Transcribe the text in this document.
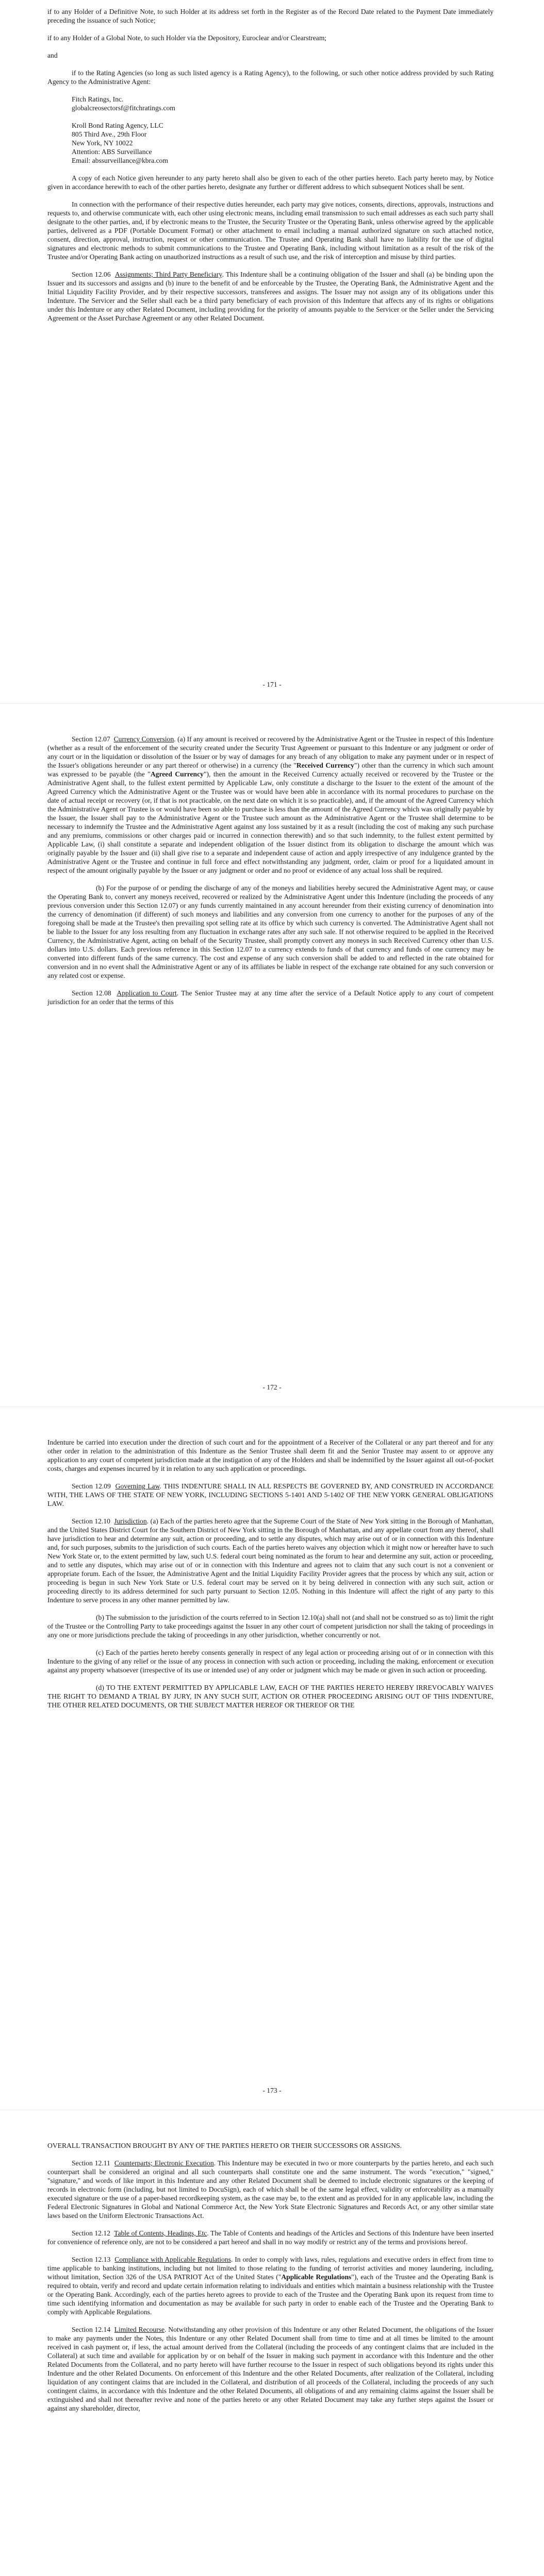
if to any Holder of a Definitive Note, to such Holder at its address set forth in the Register as of the Record Date related to the Payment Date immediately preceding the issuance of such Notice;

if to any Holder of a Global Note, to such Holder via the Depository, Euroclear and/or Clearstream;

and

if to the Rating Agencies (so long as such listed agency is a Rating Agency), to the following, or such other notice address provided by such Rating Agency to the Administrative Agent:

Fitch Ratings, Inc.
globalcreosectorsf@fitchratings.com
Kroll Bond Rating Agency, LLC
805 Third Ave., 29th Floor
New York, NY 10022
Attention: ABS Surveillance
Email: abssurveillance@kbra.com

A copy of each Notice given hereunder to any party hereto shall also be given to each of the other parties hereto. Each party hereto may, by Notice given in accordance herewith to each of the other parties hereto, designate any further or different address to which subsequent Notices shall be sent.

In connection with the performance of their respective duties hereunder, each party may give notices, consents, directions, approvals, instructions and requests to, and otherwise communicate with, each other using electronic means, including email transmission to such email addresses as each such party shall designate to the other parties, and, if by electronic means to the Trustee, the Security Trustee or the Operating Bank, unless otherwise agreed by the applicable parties, delivered as a PDF (Portable Document Format) or other attachment to email including a manual authorized signature on such attached notice, consent, direction, approval, instruction, request or other communication. The Trustee and Operating Bank shall have no liability for the use of digital signatures and electronic methods to submit communications to the Trustee and Operating Bank, including without limitation as a result of the risk of the Trustee and/or Operating Bank acting on unauthorized instructions as a result of such use, and the risk of interception and misuse by third parties.

Section 12.06 Assignments; Third Party Beneficiary. This Indenture shall be a continuing obligation of the Issuer and shall (a) be binding upon the Issuer and its successors and assigns and (b) inure to the benefit of and be enforceable by the Trustee, the Operating Bank, the Administrative Agent and the Initial Liquidity Facility Provider, and by their respective successors, transferees and assigns. The Issuer may not assign any of its obligations under this Indenture. The Servicer and the Seller shall each be a third party beneficiary of each provision of this Indenture that affects any of its rights or obligations under this Indenture or any other Related Document, including providing for the priority of amounts payable to the Servicer or the Seller under the Servicing Agreement or the Asset Purchase Agreement or any other Related Document.

- 171 -

Section 12.07 Currency Conversion. (a) If any amount is received or recovered by the Administrative Agent or the Trustee in respect of this Indenture (whether as a result of the enforcement of the security created under the Security Trust Agreement or pursuant to this Indenture or any judgment or order of any court or in the liquidation or dissolution of the Issuer or by way of damages for any breach of any obligation to make any payment under or in respect of the Issuer's obligations hereunder or any part thereof or otherwise) in a currency (the "Received Currency") other than the currency in which such amount was expressed to be payable (the "Agreed Currency"), then the amount in the Received Currency actually received or recovered by the Trustee or the Administrative Agent shall, to the fullest extent permitted by Applicable Law, only constitute a discharge to the Issuer to the extent of the amount of the Agreed Currency which the Administrative Agent or the Trustee was or would have been able in accordance with its normal procedures to purchase on the date of actual receipt or recovery (or, if that is not practicable, on the next date on which it is so practicable), and, if the amount of the Agreed Currency which the Administrative Agent or Trustee is or would have been so able to purchase is less than the amount of the Agreed Currency which was originally payable by the Issuer, the Issuer shall pay to the Administrative Agent or the Trustee such amount as the Administrative Agent or the Trustee shall determine to be necessary to indemnify the Trustee and the Administrative Agent against any loss sustained by it as a result (including the cost of making any such purchase and any premiums, commissions or other charges paid or incurred in connection therewith) and so that such indemnity, to the fullest extent permitted by Applicable Law, (i) shall constitute a separate and independent obligation of the Issuer distinct from its obligation to discharge the amount which was originally payable by the Issuer and (ii) shall give rise to a separate and independent cause of action and apply irrespective of any indulgence granted by the Administrative Agent or the Trustee and continue in full force and effect notwithstanding any judgment, order, claim or proof for a liquidated amount in respect of the amount originally payable by the Issuer or any judgment or order and no proof or evidence of any actual loss shall be required.

(b) For the purpose of or pending the discharge of any of the moneys and liabilities hereby secured the Administrative Agent may, or cause the Operating Bank to, convert any moneys received, recovered or realized by the Administrative Agent under this Indenture (including the proceeds of any previous conversion under this Section 12.07) or any funds currently maintained in any account hereunder from their existing currency of denomination into the currency of denomination (if different) of such moneys and liabilities and any conversion from one currency to another for the purposes of any of the foregoing shall be made at the Trustee's then prevailing spot selling rate at its office by which such currency is converted. The Administrative Agent shall not be liable to the Issuer for any loss resulting from any fluctuation in exchange rates after any such sale. If not otherwise required to be applied in the Received Currency, the Administrative Agent, acting on behalf of the Security Trustee, shall promptly convert any moneys in such Received Currency other than U.S. dollars into U.S. dollars. Each previous reference in this Section 12.07 to a currency extends to funds of that currency and funds of one currency may be converted into different funds of the same currency. The cost and expense of any such conversion shall be added to and reflected in the rate obtained for conversion and in no event shall the Administrative Agent or any of its affiliates be liable in respect of the exchange rate obtained for any such conversion or any related cost or expense.

Section 12.08 Application to Court. The Senior Trustee may at any time after the service of a Default Notice apply to any court of competent jurisdiction for an order that the terms of this

- 172 -

Indenture be carried into execution under the direction of such court and for the appointment of a Receiver of the Collateral or any part thereof and for any other order in relation to the administration of this Indenture as the Senior Trustee shall deem fit and the Senior Trustee may assent to or approve any application to any court of competent jurisdiction made at the instigation of any of the Holders and shall be indemnified by the Issuer against all out-of-pocket costs, charges and expenses incurred by it in relation to any such application or proceedings.

Section 12.09 Governing Law. THIS INDENTURE SHALL IN ALL RESPECTS BE GOVERNED BY, AND CONSTRUED IN ACCORDANCE WITH, THE LAWS OF THE STATE OF NEW YORK, INCLUDING SECTIONS 5-1401 AND 5-1402 OF THE NEW YORK GENERAL OBLIGATIONS LAW.

Section 12.10 Jurisdiction. (a) Each of the parties hereto agree that the Supreme Court of the State of New York sitting in the Borough of Manhattan, and the United States District Court for the Southern District of New York sitting in the Borough of Manhattan, and any appellate court from any thereof, shall have jurisdiction to hear and determine any suit, action or proceeding, and to settle any disputes, which may arise out of or in connection with this Indenture and, for such purposes, submits to the jurisdiction of such courts. Each of the parties hereto waives any objection which it might now or hereafter have to such New York State or, to the extent permitted by law, such U.S. federal court being nominated as the forum to hear and determine any suit, action or proceeding, and to settle any disputes, which may arise out of or in connection with this Indenture and agrees not to claim that any such court is not a convenient or appropriate forum. Each of the Issuer, the Administrative Agent and the Initial Liquidity Facility Provider agrees that the process by which any suit, action or proceeding is begun in such New York State or U.S. federal court may be served on it by being delivered in connection with any such suit, action or proceeding directly to its address determined for such party pursuant to Section 12.05. Nothing in this Indenture will affect the right of any party to this Indenture to serve process in any other manner permitted by law.

(b) The submission to the jurisdiction of the courts referred to in Section 12.10(a) shall not (and shall not be construed so as to) limit the right of the Trustee or the Controlling Party to take proceedings against the Issuer in any other court of competent jurisdiction nor shall the taking of proceedings in any one or more jurisdictions preclude the taking of proceedings in any other jurisdiction, whether concurrently or not.

(c) Each of the parties hereto hereby consents generally in respect of any legal action or proceeding arising out of or in connection with this Indenture to the giving of any relief or the issue of any process in connection with such action or proceeding, including the making, enforcement or execution against any property whatsoever (irrespective of its use or intended use) of any order or judgment which may be made or given in such action or proceeding.

(d) TO THE EXTENT PERMITTED BY APPLICABLE LAW, EACH OF THE PARTIES HERETO HEREBY IRREVOCABLY WAIVES THE RIGHT TO DEMAND A TRIAL BY JURY, IN ANY SUCH SUIT, ACTION OR OTHER PROCEEDING ARISING OUT OF THIS INDENTURE, THE OTHER RELATED DOCUMENTS, OR THE SUBJECT MATTER HEREOF OR THEREOF OR THE

- 173 -

OVERALL TRANSACTION BROUGHT BY ANY OF THE PARTIES HERETO OR THEIR SUCCESSORS OR ASSIGNS.

Section 12.11 Counterparts; Electronic Execution. This Indenture may be executed in two or more counterparts by the parties hereto, and each such counterpart shall be considered an original and all such counterparts shall constitute one and the same instrument. The words "execution," "signed," "signature," and words of like import in this Indenture and any other Related Document shall be deemed to include electronic signatures or the keeping of records in electronic form (including, but not limited to DocuSign), each of which shall be of the same legal effect, validity or enforceability as a manually executed signature or the use of a paper-based recordkeeping system, as the case may be, to the extent and as provided for in any applicable law, including the Federal Electronic Signatures in Global and National Commerce Act, the New York State Electronic Signatures and Records Act, or any other similar state laws based on the Uniform Electronic Transactions Act.

Section 12.12 Table of Contents, Headings, Etc. The Table of Contents and headings of the Articles and Sections of this Indenture have been inserted for convenience of reference only, are not to be considered a part hereof and shall in no way modify or restrict any of the terms and provisions hereof.

Section 12.13 Compliance with Applicable Regulations. In order to comply with laws, rules, regulations and executive orders in effect from time to time applicable to banking institutions, including but not limited to those relating to the funding of terrorist activities and money laundering, including, without limitation, Section 326 of the USA PATRIOT Act of the United States ("Applicable Regulations"), each of the Trustee and the Operating Bank is required to obtain, verify and record and update certain information relating to individuals and entities which maintain a business relationship with the Trustee or the Operating Bank. Accordingly, each of the parties hereto agrees to provide to each of the Trustee and the Operating Bank upon its request from time to time such identifying information and documentation as may be available for such party in order to enable each of the Trustee and the Operating Bank to comply with Applicable Regulations.

Section 12.14 Limited Recourse. Notwithstanding any other provision of this Indenture or any other Related Document, the obligations of the Issuer to make any payments under the Notes, this Indenture or any other Related Document shall from time to time and at all times be limited to the amount received in cash payment or, if less, the actual amount derived from the Collateral (including the proceeds of any contingent claims that are included in the Collateral) at such time and available for application by or on behalf of the Issuer in making such payment in accordance with this Indenture and the other Related Documents from the Collateral, and no party hereto will have further recourse to the Issuer in respect of such obligations beyond its rights under this Indenture and the other Related Documents. On enforcement of this Indenture and the other Related Documents, after realization of the Collateral, including liquidation of any contingent claims that are included in the Collateral, and distribution of all proceeds of the Collateral, including the proceeds of any such contingent claims, in accordance with this Indenture and the other Related Documents, all obligations of and any remaining claims against the Issuer shall be extinguished and shall not thereafter revive and none of the parties hereto or any other Related Document may take any further steps against the Issuer or against any shareholder, director,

○ ○ ○ ○

> Short exercise
How many of the lines above include the string "designate"? Answer with the number only.

> Answer in full
2